>> Begin AVAILABLE DATA

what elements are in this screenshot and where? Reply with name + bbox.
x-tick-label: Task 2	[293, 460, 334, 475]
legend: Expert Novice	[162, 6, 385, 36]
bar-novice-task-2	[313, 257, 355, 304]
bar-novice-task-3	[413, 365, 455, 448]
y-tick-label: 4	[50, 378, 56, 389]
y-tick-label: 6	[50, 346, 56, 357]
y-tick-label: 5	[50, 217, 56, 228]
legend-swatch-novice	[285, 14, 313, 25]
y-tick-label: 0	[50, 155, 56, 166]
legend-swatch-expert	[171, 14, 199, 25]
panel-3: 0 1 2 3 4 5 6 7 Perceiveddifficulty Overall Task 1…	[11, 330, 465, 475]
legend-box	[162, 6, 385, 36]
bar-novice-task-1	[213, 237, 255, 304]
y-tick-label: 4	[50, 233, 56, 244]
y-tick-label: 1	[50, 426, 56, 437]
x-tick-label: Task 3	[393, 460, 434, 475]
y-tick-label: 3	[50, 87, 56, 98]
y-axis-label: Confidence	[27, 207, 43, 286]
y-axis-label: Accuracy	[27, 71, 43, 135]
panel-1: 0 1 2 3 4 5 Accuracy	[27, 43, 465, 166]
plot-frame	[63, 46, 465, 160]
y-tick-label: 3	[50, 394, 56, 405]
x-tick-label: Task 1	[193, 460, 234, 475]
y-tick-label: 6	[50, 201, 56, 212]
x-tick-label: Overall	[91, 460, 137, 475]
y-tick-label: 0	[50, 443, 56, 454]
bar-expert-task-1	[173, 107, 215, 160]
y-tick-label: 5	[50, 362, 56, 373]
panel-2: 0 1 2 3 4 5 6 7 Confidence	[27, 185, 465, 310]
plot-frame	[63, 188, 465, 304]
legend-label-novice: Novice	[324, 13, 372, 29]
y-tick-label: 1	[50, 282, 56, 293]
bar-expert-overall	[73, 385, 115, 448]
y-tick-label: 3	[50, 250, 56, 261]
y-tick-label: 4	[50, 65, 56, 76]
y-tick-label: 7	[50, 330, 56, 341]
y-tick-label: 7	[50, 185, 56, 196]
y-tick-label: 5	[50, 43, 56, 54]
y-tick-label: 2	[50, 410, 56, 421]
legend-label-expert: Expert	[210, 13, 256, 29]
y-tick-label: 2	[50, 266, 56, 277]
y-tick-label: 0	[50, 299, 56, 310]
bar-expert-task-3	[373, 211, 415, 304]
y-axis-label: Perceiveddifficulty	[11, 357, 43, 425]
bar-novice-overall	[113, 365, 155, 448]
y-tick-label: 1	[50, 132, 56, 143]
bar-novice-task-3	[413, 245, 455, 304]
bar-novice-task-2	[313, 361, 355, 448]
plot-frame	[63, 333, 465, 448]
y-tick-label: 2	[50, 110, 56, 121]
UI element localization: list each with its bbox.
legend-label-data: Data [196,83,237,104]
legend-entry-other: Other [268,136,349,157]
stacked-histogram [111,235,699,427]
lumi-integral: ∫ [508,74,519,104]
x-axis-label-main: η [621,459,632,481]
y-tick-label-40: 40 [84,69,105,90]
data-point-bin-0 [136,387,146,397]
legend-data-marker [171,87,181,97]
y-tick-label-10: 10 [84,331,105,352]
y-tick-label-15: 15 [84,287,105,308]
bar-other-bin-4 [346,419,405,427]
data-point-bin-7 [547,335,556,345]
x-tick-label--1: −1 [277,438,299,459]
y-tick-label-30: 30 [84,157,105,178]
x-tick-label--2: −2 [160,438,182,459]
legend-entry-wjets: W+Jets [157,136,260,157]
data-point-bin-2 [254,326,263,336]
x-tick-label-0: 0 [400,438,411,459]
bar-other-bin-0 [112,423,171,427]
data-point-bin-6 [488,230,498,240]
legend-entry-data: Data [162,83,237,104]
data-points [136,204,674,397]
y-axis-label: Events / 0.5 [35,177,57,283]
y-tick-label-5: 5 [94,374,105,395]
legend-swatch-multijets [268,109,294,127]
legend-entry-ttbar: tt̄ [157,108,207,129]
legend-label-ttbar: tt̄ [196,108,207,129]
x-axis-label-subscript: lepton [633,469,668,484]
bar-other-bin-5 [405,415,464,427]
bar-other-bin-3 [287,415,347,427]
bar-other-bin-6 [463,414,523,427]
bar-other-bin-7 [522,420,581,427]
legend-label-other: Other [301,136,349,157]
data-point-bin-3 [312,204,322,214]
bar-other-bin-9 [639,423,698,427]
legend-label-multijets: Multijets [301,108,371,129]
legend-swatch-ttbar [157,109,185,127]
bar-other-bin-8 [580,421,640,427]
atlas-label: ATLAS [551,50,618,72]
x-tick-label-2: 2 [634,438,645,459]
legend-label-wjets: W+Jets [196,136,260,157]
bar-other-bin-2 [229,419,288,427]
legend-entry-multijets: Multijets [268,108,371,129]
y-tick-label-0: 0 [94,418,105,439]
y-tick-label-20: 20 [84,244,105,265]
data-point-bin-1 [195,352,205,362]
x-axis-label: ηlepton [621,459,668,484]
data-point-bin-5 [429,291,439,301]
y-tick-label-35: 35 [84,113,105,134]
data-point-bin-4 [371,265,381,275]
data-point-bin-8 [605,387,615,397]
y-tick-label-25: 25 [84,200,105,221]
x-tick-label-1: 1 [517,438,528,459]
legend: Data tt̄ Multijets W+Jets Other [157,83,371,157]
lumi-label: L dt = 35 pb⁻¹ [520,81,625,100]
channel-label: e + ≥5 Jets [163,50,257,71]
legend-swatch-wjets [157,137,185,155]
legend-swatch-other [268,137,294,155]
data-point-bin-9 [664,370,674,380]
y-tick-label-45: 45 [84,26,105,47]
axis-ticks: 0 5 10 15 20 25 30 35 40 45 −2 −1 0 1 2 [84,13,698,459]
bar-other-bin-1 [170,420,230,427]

>> End AVAILABLE DATA

- TO DO:
Write out every line of the data above as a numbered list, leaving out any blank lines.

- COMPLETED TASK:
1. what elements are in this screenshot and where? Reply with name + bbox.
2. x-tick-label: Task 2	[293, 460, 334, 475]
3. legend: Expert Novice	[162, 6, 385, 36]
4. bar-novice-task-2	[313, 257, 355, 304]
5. bar-novice-task-3	[413, 365, 455, 448]
6. y-tick-label: 4	[50, 378, 56, 389]
7. y-tick-label: 6	[50, 346, 56, 357]
8. y-tick-label: 5	[50, 217, 56, 228]
9. legend-swatch-novice	[285, 14, 313, 25]
10. y-tick-label: 0	[50, 155, 56, 166]
11. legend-swatch-expert	[171, 14, 199, 25]
12. panel-3: 0 1 2 3 4 5 6 7 Perceiveddifficulty Overall Task 1…	[11, 330, 465, 475]
13. legend-box	[162, 6, 385, 36]
14. bar-novice-task-1	[213, 237, 255, 304]
15. y-tick-label: 4	[50, 233, 56, 244]
16. y-tick-label: 1	[50, 426, 56, 437]
17. x-tick-label: Task 3	[393, 460, 434, 475]
18. y-tick-label: 3	[50, 87, 56, 98]
19. y-axis-label: Confidence	[27, 207, 43, 286]
20. y-axis-label: Accuracy	[27, 71, 43, 135]
21. panel-1: 0 1 2 3 4 5 Accuracy	[27, 43, 465, 166]
22. plot-frame	[63, 46, 465, 160]
23. y-tick-label: 3	[50, 394, 56, 405]
24. x-tick-label: Task 1	[193, 460, 234, 475]
25. y-tick-label: 6	[50, 201, 56, 212]
26. x-tick-label: Overall	[91, 460, 137, 475]
27. y-tick-label: 0	[50, 443, 56, 454]
28. bar-expert-task-1	[173, 107, 215, 160]
29. y-tick-label: 5	[50, 362, 56, 373]
30. panel-2: 0 1 2 3 4 5 6 7 Confidence	[27, 185, 465, 310]
31. plot-frame	[63, 188, 465, 304]
32. legend-label-novice: Novice	[324, 13, 372, 29]
33. y-tick-label: 1	[50, 282, 56, 293]
34. bar-expert-overall	[73, 385, 115, 448]
35. y-tick-label: 3	[50, 250, 56, 261]
36. y-tick-label: 4	[50, 65, 56, 76]
37. y-tick-label: 7	[50, 330, 56, 341]
38. y-tick-label: 7	[50, 185, 56, 196]
39. y-tick-label: 5	[50, 43, 56, 54]
40. y-tick-label: 2	[50, 410, 56, 421]
41. legend-label-expert: Expert	[210, 13, 256, 29]
42. y-tick-label: 2	[50, 266, 56, 277]
43. y-tick-label: 0	[50, 299, 56, 310]
44. bar-expert-task-3	[373, 211, 415, 304]
45. y-axis-label: Perceiveddifficulty	[11, 357, 43, 425]
46. bar-novice-overall	[113, 365, 155, 448]
47. y-tick-label: 1	[50, 132, 56, 143]
48. bar-novice-task-3	[413, 245, 455, 304]
49. bar-novice-task-2	[313, 361, 355, 448]
50. plot-frame	[63, 333, 465, 448]
51. y-tick-label: 2	[50, 110, 56, 121]
52. UI element localization: list each with its bbox.
53. legend-label-data: Data [196,83,237,104]
54. legend-entry-other: Other [268,136,349,157]
55. stacked-histogram [111,235,699,427]
56. lumi-integral: ∫ [508,74,519,104]
57. x-axis-label-main: η [621,459,632,481]
58. y-tick-label-40: 40 [84,69,105,90]
59. data-point-bin-0 [136,387,146,397]
60. legend-data-marker [171,87,181,97]
61. y-tick-label-10: 10 [84,331,105,352]
62. y-tick-label-15: 15 [84,287,105,308]
63. bar-other-bin-4 [346,419,405,427]
64. data-point-bin-7 [547,335,556,345]
65. x-tick-label--1: −1 [277,438,299,459]
66. y-tick-label-30: 30 [84,157,105,178]
67. x-tick-label--2: −2 [160,438,182,459]
68. legend-entry-wjets: W+Jets [157,136,260,157]
69. data-point-bin-2 [254,326,263,336]
70. x-tick-label-0: 0 [400,438,411,459]
71. bar-other-bin-0 [112,423,171,427]
72. data-point-bin-6 [488,230,498,240]
73. legend-entry-data: Data [162,83,237,104]
74. data-points [136,204,674,397]
75. y-axis-label: Events / 0.5 [35,177,57,283]
76. y-tick-label-5: 5 [94,374,105,395]
77. legend-swatch-multijets [268,109,294,127]
78. legend-entry-ttbar: tt̄ [157,108,207,129]
79. legend-label-ttbar: tt̄ [196,108,207,129]
80. x-axis-label-subscript: lepton [633,469,668,484]
81. bar-other-bin-5 [405,415,464,427]
82. bar-other-bin-3 [287,415,347,427]
83. bar-other-bin-6 [463,414,523,427]
84. bar-other-bin-7 [522,420,581,427]
85. legend-label-other: Other [301,136,349,157]
86. data-point-bin-3 [312,204,322,214]
87. bar-other-bin-9 [639,423,698,427]
88. legend-label-multijets: Multijets [301,108,371,129]
89. legend-swatch-ttbar [157,109,185,127]
90. bar-other-bin-8 [580,421,640,427]
91. atlas-label: ATLAS [551,50,618,72]
92. x-tick-label-2: 2 [634,438,645,459]
93. legend-label-wjets: W+Jets [196,136,260,157]
94. bar-other-bin-2 [229,419,288,427]
95. legend-entry-multijets: Multijets [268,108,371,129]
96. y-tick-label-0: 0 [94,418,105,439]
97. y-tick-label-20: 20 [84,244,105,265]
98. data-point-bin-1 [195,352,205,362]
99. x-axis-label: ηlepton [621,459,668,484]
100. data-point-bin-5 [429,291,439,301]
101. y-tick-label-35: 35 [84,113,105,134]
102. data-point-bin-4 [371,265,381,275]
103. data-point-bin-8 [605,387,615,397]
104. y-tick-label-25: 25 [84,200,105,221]
105. x-tick-label-1: 1 [517,438,528,459]
106. legend: Data tt̄ Multijets W+Jets Other [157,83,371,157]
107. lumi-label: L dt = 35 pb⁻¹ [520,81,625,100]
108. channel-label: e + ≥5 Jets [163,50,257,71]
109. legend-swatch-wjets [157,137,185,155]
110. legend-swatch-other [268,137,294,155]
111. data-point-bin-9 [664,370,674,380]
112. y-tick-label-45: 45 [84,26,105,47]
113. axis-ticks: 0 5 10 15 20 25 30 35 40 45 −2 −1 0 1 2 [84,13,698,459]
114. bar-other-bin-1 [170,420,230,427]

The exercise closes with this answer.